**WORK REQUIRED:** Nothing in the records may be left out or altered; reproduce them all exactly.

------------------------

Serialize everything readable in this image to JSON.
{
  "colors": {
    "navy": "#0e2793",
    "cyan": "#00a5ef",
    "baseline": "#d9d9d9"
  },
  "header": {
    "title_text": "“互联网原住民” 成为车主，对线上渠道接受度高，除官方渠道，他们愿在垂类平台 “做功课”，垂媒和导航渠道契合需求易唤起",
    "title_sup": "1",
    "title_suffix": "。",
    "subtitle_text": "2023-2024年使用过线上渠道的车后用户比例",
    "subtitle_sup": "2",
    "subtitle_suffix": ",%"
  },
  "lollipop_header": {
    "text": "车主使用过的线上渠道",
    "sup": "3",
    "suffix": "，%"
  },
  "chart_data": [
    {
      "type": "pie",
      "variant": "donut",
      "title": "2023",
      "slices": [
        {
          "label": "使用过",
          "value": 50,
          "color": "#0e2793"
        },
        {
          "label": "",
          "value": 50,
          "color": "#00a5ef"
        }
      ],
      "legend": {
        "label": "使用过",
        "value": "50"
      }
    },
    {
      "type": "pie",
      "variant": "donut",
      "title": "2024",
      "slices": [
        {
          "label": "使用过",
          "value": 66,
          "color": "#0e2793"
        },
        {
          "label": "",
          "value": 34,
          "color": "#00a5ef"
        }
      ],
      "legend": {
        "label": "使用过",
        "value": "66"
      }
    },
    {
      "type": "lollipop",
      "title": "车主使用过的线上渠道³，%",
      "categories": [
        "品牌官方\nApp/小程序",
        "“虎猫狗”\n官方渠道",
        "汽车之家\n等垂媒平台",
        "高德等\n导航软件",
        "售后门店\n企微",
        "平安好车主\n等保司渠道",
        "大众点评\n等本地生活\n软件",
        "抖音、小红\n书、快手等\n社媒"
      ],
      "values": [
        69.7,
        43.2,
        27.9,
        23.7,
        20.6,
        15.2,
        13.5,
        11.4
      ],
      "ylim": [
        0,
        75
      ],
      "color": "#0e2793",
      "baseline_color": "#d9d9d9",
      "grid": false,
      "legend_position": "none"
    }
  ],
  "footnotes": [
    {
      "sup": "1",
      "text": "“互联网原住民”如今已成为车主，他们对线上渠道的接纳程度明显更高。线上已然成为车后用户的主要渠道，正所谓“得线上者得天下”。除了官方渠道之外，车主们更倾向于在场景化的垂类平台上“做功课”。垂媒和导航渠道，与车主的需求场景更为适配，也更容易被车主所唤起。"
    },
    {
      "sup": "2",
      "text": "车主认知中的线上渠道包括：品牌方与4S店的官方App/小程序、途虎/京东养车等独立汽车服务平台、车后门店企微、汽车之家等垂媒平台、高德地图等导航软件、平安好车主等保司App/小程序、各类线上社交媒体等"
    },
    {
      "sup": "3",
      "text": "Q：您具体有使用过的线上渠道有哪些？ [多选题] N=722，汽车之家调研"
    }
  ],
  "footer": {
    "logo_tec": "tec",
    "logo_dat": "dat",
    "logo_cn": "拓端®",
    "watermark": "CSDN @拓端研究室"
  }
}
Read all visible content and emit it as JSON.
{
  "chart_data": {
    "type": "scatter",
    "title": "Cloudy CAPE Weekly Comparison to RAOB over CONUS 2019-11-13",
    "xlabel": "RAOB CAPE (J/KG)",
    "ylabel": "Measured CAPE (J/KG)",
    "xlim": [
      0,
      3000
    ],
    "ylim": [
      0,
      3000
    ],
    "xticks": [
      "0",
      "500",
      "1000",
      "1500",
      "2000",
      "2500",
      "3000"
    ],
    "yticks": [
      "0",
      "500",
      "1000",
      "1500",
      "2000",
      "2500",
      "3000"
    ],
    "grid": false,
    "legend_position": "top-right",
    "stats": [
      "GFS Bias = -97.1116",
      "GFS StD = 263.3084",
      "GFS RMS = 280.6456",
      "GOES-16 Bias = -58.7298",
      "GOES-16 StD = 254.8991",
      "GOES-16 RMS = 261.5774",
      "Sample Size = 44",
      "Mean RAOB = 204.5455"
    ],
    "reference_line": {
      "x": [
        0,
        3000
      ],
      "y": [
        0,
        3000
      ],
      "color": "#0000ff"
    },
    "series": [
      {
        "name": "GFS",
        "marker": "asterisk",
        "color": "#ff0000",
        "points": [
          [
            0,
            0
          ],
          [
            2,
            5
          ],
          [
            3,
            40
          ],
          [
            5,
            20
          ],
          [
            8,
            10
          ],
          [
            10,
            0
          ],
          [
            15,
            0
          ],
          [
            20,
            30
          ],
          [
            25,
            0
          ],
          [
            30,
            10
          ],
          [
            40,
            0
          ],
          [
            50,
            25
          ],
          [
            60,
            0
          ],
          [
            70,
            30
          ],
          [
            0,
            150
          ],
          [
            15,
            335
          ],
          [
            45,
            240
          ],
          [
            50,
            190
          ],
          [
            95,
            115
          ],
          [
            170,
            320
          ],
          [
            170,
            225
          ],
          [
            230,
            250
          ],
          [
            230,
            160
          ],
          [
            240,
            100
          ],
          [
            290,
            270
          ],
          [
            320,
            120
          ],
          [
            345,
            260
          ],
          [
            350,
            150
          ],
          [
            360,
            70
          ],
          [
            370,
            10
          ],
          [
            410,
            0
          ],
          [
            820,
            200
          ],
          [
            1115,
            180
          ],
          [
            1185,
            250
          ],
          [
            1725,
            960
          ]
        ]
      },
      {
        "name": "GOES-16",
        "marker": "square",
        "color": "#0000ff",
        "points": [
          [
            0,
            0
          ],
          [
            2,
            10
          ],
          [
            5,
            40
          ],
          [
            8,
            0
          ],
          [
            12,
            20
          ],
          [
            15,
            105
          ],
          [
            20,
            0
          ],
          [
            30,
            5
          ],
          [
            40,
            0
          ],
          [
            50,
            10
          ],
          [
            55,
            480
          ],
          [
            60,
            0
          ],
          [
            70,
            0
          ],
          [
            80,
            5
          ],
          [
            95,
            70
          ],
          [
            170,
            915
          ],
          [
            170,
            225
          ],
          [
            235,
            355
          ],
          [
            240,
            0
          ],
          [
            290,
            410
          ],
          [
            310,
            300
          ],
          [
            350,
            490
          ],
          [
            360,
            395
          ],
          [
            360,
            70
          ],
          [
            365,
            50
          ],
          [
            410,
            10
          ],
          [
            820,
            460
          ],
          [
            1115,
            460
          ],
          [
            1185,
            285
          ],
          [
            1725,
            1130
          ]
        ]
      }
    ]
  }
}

------------------------

**SOLUTION FOR THIS PROBLEM:**
Serialize everything readable in this image to JSON.
{
  "colors": {
    "navy": "#0e2793",
    "cyan": "#00a5ef",
    "baseline": "#d9d9d9"
  },
  "header": {
    "title_text": "“互联网原住民” 成为车主，对线上渠道接受度高，除官方渠道，他们愿在垂类平台 “做功课”，垂媒和导航渠道契合需求易唤起",
    "title_sup": "1",
    "title_suffix": "。",
    "subtitle_text": "2023-2024年使用过线上渠道的车后用户比例",
    "subtitle_sup": "2",
    "subtitle_suffix": ",%"
  },
  "lollipop_header": {
    "text": "车主使用过的线上渠道",
    "sup": "3",
    "suffix": "，%"
  },
  "chart_data": [
    {
      "type": "pie",
      "variant": "donut",
      "title": "2023",
      "slices": [
        {
          "label": "使用过",
          "value": 50,
          "color": "#0e2793"
        },
        {
          "label": "",
          "value": 50,
          "color": "#00a5ef"
        }
      ],
      "legend": {
        "label": "使用过",
        "value": "50"
      }
    },
    {
      "type": "pie",
      "variant": "donut",
      "title": "2024",
      "slices": [
        {
          "label": "使用过",
          "value": 66,
          "color": "#0e2793"
        },
        {
          "label": "",
          "value": 34,
          "color": "#00a5ef"
        }
      ],
      "legend": {
        "label": "使用过",
        "value": "66"
      }
    },
    {
      "type": "lollipop",
      "title": "车主使用过的线上渠道³，%",
      "categories": [
        "品牌官方\nApp/小程序",
        "“虎猫狗”\n官方渠道",
        "汽车之家\n等垂媒平台",
        "高德等\n导航软件",
        "售后门店\n企微",
        "平安好车主\n等保司渠道",
        "大众点评\n等本地生活\n软件",
        "抖音、小红\n书、快手等\n社媒"
      ],
      "values": [
        69.7,
        43.2,
        27.9,
        23.7,
        20.6,
        15.2,
        13.5,
        11.4
      ],
      "ylim": [
        0,
        75
      ],
      "color": "#0e2793",
      "baseline_color": "#d9d9d9",
      "grid": false,
      "legend_position": "none"
    }
  ],
  "footnotes": [
    {
      "sup": "1",
      "text": "“互联网原住民”如今已成为车主，他们对线上渠道的接纳程度明显更高。线上已然成为车后用户的主要渠道，正所谓“得线上者得天下”。除了官方渠道之外，车主们更倾向于在场景化的垂类平台上“做功课”。垂媒和导航渠道，与车主的需求场景更为适配，也更容易被车主所唤起。"
    },
    {
      "sup": "2",
      "text": "车主认知中的线上渠道包括：品牌方与4S店的官方App/小程序、途虎/京东养车等独立汽车服务平台、车后门店企微、汽车之家等垂媒平台、高德地图等导航软件、平安好车主等保司App/小程序、各类线上社交媒体等"
    },
    {
      "sup": "3",
      "text": "Q：您具体有使用过的线上渠道有哪些？ [多选题] N=722，汽车之家调研"
    }
  ],
  "footer": {
    "logo_tec": "tec",
    "logo_dat": "dat",
    "logo_cn": "拓端®",
    "watermark": "CSDN @拓端研究室"
  }
}
Read all visible content and emit it as JSON.
{
  "chart_data": {
    "type": "scatter",
    "title": "Cloudy CAPE Weekly Comparison to RAOB over CONUS 2019-11-13",
    "xlabel": "RAOB CAPE (J/KG)",
    "ylabel": "Measured CAPE (J/KG)",
    "xlim": [
      0,
      3000
    ],
    "ylim": [
      0,
      3000
    ],
    "xticks": [
      "0",
      "500",
      "1000",
      "1500",
      "2000",
      "2500",
      "3000"
    ],
    "yticks": [
      "0",
      "500",
      "1000",
      "1500",
      "2000",
      "2500",
      "3000"
    ],
    "grid": false,
    "legend_position": "top-right",
    "stats": [
      "GFS Bias = -97.1116",
      "GFS StD = 263.3084",
      "GFS RMS = 280.6456",
      "GOES-16 Bias = -58.7298",
      "GOES-16 StD = 254.8991",
      "GOES-16 RMS = 261.5774",
      "Sample Size = 44",
      "Mean RAOB = 204.5455"
    ],
    "reference_line": {
      "x": [
        0,
        3000
      ],
      "y": [
        0,
        3000
      ],
      "color": "#0000ff"
    },
    "series": [
      {
        "name": "GFS",
        "marker": "asterisk",
        "color": "#ff0000",
        "points": [
          [
            0,
            0
          ],
          [
            2,
            5
          ],
          [
            3,
            40
          ],
          [
            5,
            20
          ],
          [
            8,
            10
          ],
          [
            10,
            0
          ],
          [
            15,
            0
          ],
          [
            20,
            30
          ],
          [
            25,
            0
          ],
          [
            30,
            10
          ],
          [
            40,
            0
          ],
          [
            50,
            25
          ],
          [
            60,
            0
          ],
          [
            70,
            30
          ],
          [
            0,
            150
          ],
          [
            15,
            335
          ],
          [
            45,
            240
          ],
          [
            50,
            190
          ],
          [
            95,
            115
          ],
          [
            170,
            320
          ],
          [
            170,
            225
          ],
          [
            230,
            250
          ],
          [
            230,
            160
          ],
          [
            240,
            100
          ],
          [
            290,
            270
          ],
          [
            320,
            120
          ],
          [
            345,
            260
          ],
          [
            350,
            150
          ],
          [
            360,
            70
          ],
          [
            370,
            10
          ],
          [
            410,
            0
          ],
          [
            820,
            200
          ],
          [
            1115,
            180
          ],
          [
            1185,
            250
          ],
          [
            1725,
            960
          ]
        ]
      },
      {
        "name": "GOES-16",
        "marker": "square",
        "color": "#0000ff",
        "points": [
          [
            0,
            0
          ],
          [
            2,
            10
          ],
          [
            5,
            40
          ],
          [
            8,
            0
          ],
          [
            12,
            20
          ],
          [
            15,
            105
          ],
          [
            20,
            0
          ],
          [
            30,
            5
          ],
          [
            40,
            0
          ],
          [
            50,
            10
          ],
          [
            55,
            480
          ],
          [
            60,
            0
          ],
          [
            70,
            0
          ],
          [
            80,
            5
          ],
          [
            95,
            70
          ],
          [
            170,
            915
          ],
          [
            170,
            225
          ],
          [
            235,
            355
          ],
          [
            240,
            0
          ],
          [
            290,
            410
          ],
          [
            310,
            300
          ],
          [
            350,
            490
          ],
          [
            360,
            395
          ],
          [
            360,
            70
          ],
          [
            365,
            50
          ],
          [
            410,
            10
          ],
          [
            820,
            460
          ],
          [
            1115,
            460
          ],
          [
            1185,
            285
          ],
          [
            1725,
            1130
          ]
        ]
      }
    ]
  }
}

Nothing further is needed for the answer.